## [Dataset records]

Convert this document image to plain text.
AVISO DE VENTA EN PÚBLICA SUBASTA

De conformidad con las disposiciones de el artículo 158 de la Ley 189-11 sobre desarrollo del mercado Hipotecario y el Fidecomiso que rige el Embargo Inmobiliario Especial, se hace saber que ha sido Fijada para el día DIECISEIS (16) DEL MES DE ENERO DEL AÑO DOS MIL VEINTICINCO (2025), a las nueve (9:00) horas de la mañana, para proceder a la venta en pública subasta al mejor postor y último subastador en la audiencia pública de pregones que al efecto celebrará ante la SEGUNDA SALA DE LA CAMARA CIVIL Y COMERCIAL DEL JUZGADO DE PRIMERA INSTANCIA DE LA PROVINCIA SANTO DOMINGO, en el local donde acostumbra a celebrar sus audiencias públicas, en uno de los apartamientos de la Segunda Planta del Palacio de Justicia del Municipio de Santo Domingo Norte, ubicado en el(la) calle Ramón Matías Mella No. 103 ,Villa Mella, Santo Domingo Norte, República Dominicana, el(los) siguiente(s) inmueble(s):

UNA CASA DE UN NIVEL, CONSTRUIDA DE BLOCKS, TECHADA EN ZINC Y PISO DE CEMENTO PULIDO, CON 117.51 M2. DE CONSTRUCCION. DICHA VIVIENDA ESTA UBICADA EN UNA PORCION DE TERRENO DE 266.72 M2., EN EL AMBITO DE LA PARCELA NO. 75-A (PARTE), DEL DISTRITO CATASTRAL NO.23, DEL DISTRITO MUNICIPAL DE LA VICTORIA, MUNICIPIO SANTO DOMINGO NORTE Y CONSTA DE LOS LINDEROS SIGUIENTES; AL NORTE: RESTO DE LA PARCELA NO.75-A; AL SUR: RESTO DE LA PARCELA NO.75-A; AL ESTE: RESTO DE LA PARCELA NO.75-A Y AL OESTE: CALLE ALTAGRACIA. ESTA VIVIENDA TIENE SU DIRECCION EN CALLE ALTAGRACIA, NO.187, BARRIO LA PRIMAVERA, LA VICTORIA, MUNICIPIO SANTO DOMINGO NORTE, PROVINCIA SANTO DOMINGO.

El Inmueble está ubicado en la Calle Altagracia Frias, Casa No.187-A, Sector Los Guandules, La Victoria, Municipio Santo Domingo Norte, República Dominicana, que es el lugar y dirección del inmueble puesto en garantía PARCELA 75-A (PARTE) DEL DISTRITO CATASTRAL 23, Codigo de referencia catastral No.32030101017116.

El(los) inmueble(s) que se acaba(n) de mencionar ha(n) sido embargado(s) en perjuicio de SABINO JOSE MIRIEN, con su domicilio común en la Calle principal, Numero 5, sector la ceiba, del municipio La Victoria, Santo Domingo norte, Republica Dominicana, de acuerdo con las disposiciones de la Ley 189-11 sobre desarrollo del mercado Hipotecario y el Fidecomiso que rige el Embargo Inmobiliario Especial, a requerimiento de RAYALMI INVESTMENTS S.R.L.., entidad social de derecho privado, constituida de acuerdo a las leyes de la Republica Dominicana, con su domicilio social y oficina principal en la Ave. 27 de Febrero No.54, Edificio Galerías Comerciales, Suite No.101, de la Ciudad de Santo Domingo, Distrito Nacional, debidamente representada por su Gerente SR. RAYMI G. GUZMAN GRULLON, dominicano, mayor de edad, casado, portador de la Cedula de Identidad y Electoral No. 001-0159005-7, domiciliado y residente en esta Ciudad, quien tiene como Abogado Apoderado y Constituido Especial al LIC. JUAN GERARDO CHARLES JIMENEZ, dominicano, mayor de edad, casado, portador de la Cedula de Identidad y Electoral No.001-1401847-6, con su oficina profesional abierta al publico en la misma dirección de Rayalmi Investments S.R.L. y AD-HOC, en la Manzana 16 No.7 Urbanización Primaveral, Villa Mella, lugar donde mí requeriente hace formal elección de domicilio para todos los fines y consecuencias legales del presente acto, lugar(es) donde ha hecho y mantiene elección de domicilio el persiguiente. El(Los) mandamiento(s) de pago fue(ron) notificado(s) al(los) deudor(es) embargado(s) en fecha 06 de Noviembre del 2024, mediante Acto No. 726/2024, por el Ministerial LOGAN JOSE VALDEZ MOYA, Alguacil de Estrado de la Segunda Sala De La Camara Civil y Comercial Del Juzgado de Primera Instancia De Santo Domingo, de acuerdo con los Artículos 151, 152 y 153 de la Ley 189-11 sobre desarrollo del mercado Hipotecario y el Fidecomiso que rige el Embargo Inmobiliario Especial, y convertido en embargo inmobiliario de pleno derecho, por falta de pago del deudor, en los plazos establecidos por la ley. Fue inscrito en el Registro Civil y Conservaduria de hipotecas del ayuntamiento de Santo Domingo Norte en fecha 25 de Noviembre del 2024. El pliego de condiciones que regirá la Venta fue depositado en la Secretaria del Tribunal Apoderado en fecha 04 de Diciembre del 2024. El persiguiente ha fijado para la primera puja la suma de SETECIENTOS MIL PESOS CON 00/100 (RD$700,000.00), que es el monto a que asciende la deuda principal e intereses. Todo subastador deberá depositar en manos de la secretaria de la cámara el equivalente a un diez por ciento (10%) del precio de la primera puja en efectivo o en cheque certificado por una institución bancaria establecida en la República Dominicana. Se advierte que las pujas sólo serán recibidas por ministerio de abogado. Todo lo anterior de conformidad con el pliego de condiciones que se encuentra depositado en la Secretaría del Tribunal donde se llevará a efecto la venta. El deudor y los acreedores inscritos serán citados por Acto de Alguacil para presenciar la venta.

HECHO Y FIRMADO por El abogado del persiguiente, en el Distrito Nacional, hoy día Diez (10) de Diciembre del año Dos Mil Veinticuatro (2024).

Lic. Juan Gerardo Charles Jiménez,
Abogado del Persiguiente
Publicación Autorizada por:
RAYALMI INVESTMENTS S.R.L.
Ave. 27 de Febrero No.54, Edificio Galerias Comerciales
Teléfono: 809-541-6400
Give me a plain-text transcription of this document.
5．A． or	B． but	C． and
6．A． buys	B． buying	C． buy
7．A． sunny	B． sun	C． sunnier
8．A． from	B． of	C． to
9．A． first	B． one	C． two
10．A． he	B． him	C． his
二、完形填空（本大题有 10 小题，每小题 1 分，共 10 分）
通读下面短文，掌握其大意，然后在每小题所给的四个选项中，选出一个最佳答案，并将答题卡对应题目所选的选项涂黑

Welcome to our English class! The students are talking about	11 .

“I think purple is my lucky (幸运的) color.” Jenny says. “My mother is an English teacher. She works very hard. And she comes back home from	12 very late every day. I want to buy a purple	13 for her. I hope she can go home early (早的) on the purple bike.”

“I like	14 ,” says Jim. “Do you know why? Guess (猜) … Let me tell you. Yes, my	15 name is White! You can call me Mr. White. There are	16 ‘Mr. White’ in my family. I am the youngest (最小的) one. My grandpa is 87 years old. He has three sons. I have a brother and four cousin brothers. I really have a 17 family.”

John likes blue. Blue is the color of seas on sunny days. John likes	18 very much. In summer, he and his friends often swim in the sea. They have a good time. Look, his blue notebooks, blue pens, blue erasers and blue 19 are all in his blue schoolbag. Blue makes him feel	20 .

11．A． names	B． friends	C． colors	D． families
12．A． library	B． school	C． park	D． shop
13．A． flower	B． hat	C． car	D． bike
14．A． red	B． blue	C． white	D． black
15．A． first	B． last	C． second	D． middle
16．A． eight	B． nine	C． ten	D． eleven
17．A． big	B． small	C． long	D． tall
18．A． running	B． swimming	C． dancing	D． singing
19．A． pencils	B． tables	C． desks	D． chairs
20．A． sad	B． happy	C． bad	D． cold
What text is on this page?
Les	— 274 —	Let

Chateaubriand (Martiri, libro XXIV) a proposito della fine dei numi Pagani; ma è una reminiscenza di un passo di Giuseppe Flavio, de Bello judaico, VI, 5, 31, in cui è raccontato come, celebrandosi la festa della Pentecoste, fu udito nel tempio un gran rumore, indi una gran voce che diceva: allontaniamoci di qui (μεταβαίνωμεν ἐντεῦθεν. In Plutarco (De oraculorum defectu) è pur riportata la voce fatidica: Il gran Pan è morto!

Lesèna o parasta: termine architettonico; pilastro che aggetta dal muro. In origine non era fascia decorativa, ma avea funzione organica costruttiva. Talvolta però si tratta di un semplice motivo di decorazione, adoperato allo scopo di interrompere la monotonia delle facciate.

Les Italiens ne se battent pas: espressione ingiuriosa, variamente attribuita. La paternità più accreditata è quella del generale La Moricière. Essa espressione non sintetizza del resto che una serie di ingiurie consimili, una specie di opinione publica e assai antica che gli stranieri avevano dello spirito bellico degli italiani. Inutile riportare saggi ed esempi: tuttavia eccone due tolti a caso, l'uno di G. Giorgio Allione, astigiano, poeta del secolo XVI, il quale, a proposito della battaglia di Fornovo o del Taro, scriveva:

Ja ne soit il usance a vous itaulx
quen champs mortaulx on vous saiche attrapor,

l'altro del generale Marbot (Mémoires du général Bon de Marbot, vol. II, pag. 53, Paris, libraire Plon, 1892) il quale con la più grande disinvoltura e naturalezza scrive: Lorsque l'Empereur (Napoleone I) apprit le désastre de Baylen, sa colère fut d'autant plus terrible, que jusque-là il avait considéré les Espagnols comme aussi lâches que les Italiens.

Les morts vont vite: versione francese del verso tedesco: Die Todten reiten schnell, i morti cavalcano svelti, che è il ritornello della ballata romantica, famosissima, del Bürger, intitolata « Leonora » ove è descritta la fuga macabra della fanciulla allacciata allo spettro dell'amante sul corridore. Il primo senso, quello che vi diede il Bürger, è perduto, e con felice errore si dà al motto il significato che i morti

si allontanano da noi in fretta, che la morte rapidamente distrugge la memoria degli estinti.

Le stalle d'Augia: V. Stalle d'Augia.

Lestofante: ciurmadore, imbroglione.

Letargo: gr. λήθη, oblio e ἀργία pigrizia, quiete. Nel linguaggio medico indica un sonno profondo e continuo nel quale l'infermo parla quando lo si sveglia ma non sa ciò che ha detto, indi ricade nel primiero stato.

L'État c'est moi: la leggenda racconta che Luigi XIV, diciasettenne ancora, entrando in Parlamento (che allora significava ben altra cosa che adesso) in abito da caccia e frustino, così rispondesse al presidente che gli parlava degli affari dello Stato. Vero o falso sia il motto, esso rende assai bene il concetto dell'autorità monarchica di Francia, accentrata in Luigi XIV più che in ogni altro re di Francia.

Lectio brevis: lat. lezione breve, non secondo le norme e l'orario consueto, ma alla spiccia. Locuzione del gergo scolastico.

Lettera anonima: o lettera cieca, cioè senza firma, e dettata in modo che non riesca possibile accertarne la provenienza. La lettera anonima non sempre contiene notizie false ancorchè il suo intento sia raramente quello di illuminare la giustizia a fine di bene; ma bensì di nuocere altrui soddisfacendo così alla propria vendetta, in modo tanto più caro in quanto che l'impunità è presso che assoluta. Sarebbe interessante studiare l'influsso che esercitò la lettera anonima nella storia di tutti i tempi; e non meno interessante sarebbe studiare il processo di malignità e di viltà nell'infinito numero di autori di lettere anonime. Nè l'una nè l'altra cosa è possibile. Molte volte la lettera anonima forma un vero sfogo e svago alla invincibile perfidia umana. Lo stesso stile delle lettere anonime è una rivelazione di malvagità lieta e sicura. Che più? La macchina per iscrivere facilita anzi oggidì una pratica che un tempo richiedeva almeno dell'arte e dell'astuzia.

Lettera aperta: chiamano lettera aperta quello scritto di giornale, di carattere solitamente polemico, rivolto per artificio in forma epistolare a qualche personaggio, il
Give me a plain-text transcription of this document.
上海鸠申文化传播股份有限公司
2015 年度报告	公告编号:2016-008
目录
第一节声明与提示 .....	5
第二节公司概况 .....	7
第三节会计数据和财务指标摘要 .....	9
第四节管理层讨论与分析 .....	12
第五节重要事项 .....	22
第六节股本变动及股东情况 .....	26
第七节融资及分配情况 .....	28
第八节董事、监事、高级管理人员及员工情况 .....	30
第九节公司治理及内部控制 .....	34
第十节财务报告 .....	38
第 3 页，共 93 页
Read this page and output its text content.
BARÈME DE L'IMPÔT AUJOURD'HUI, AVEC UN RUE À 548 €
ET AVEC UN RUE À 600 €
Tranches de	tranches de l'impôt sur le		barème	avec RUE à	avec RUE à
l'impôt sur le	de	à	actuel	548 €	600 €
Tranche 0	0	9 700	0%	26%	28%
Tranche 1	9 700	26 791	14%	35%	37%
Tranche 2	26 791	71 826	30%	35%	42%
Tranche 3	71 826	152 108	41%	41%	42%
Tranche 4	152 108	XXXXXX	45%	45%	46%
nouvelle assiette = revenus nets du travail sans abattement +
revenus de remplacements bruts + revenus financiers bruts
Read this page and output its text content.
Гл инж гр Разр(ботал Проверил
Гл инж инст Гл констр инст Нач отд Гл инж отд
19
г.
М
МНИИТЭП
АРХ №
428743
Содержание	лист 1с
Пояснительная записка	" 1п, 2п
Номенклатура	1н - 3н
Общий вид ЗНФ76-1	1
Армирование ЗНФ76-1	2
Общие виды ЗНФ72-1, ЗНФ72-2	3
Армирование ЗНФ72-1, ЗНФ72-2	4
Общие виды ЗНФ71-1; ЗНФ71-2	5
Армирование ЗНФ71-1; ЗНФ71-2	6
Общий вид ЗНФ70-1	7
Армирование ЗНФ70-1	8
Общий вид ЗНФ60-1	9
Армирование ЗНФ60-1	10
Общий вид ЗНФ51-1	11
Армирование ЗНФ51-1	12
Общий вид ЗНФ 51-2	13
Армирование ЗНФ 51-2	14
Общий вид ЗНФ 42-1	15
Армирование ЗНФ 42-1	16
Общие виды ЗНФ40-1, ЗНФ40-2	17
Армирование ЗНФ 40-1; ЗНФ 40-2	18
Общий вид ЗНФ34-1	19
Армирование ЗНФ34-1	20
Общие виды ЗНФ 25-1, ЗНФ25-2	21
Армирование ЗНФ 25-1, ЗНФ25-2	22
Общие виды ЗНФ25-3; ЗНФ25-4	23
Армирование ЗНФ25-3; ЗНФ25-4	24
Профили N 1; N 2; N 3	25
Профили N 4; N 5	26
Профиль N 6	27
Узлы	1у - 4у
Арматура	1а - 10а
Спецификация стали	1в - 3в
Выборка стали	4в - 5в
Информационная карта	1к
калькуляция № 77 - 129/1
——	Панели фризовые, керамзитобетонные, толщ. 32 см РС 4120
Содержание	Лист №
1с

## [Objective]
Find the lines above holding the word "bike" and show them.

## [Output]
“I think purple is my lucky (幸运的) color.” Jenny says. “My mother is an English teacher. She works very hard. And she comes back home from	12 very late every day. I want to buy a purple	13 for her. I hope she can go home early (早的) on the purple bike.”
13．A． flower	B． hat	C． car	D． bike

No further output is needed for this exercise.